_Texte fourni_:

    Parmi les 104 personnes secourues par l'Ocean Viking le 18 octobre, on compte deux femmes enceintes et 41 enfants de moins de 18 ans - les plus jeunes n'ayant que deux et onze mois dont l’un a vu le jour dans un centre de détention en Libye selon ce qu’a dit la mère.

    La majorité des mineurs à bord (76 %) déclarent voyager seuls, sans parent ni tuteur. De nombreux survivants disent avoir été pris au piège en Libye pendant plusieurs années, et plusieurs racontent avoir fui en raison des combats qui ont commencé en avril de cette année.

    Tous les patients examinés jusqu'à présent à la clinique de MSF ont déclaré avoir été victimes ou témoins de violences physiques et sexuelles à un moment ou à un autre de leur voyage. Les femmes ont confié à notre équipe médicale qu'elles avaient fui leur pays d'origine en raison de mariages forcés, de mutilations génitales féminines ou de violences sexuelles.
    Michael Fark, chef de mission de MSF

    « Il est inacceptable que, depuis dix jours, ces personnes vulnérables aient non seulement dû endurer les éléments et être bloquées en pleine mer, mais doivent en plus affronter l'incertitude de ne pas savoir ce qui va leur arriver. Cette attente prolongée et inutile en mer doit prendre fin. Nous exhortons les dirigeants européens à respecter les principes qu’ils disent défendre et à permettre aux survivants d’enfin débarquer en lieu sûr », a déclaré Michael Fark.

_Série d'exercices_:
1/ D'après le texte sur les rescapés de l'Ocean Viking, pour quelles raisons les femmes disent-elles avoir fui leur pays d'origine ? Répondez en une à trois phrases.
2/ Recopiez le passage du texte sur les rescapés de l'Ocean Viking depuis « Parmi les 104 » jusqu'à « dit la mère. » inclus.

_Extraits de données_:

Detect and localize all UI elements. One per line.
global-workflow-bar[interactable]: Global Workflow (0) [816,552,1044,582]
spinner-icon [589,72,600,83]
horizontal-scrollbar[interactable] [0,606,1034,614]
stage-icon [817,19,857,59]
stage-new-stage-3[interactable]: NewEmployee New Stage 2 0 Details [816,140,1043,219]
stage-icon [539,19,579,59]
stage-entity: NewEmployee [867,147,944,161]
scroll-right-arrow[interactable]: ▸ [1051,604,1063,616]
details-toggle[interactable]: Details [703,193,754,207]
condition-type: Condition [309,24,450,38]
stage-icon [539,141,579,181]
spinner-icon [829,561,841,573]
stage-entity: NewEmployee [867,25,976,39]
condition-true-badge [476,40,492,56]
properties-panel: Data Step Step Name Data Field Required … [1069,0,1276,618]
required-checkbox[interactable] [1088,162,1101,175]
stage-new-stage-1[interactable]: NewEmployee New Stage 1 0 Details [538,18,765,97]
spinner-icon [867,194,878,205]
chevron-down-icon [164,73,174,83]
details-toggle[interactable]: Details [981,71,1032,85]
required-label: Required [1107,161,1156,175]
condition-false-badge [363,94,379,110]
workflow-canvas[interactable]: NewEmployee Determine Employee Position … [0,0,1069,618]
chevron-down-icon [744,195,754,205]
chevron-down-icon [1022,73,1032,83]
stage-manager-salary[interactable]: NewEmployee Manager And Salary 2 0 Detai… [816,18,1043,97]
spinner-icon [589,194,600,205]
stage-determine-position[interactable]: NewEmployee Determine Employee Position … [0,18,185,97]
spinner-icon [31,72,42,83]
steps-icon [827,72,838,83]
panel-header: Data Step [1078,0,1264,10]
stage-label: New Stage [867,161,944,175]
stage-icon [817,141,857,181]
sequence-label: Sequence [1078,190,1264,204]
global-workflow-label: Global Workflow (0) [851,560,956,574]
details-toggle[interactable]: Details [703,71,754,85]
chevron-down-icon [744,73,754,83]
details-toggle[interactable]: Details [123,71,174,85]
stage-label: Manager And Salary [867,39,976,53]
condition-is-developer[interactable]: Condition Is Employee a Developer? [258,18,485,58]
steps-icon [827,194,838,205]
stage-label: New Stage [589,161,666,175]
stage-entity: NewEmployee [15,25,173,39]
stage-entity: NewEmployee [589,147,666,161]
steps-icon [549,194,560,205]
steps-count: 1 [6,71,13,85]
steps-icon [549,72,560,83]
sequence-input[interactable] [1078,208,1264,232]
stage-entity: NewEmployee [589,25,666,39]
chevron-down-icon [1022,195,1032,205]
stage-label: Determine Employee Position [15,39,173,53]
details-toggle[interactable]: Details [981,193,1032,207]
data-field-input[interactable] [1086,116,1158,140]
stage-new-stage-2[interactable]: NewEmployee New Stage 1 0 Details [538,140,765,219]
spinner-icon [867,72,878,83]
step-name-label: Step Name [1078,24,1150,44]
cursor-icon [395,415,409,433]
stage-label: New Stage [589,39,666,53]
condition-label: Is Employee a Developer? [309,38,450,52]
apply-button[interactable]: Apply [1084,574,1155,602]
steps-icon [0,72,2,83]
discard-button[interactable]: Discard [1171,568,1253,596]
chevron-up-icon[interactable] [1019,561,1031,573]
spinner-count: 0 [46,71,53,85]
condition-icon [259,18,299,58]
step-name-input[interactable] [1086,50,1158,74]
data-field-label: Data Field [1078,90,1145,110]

_Réponses rédigées_:
1/ Elles ont confié à l'équipe médicale de MSF avoir fui leur pays d'origine en raison de mariages forcés, de mutilations génitales féminines ou de violences sexuelles.

2/
Parmi les 104 personnes secourues par l'Ocean Viking le 18 octobre, on compte deux femmes enceintes et 41 enfants de moins de 18 ans - les plus jeunes n'ayant que deux et onze mois dont l’un a vu le jour dans un centre de détention en Libye selon ce qu’a dit la mère.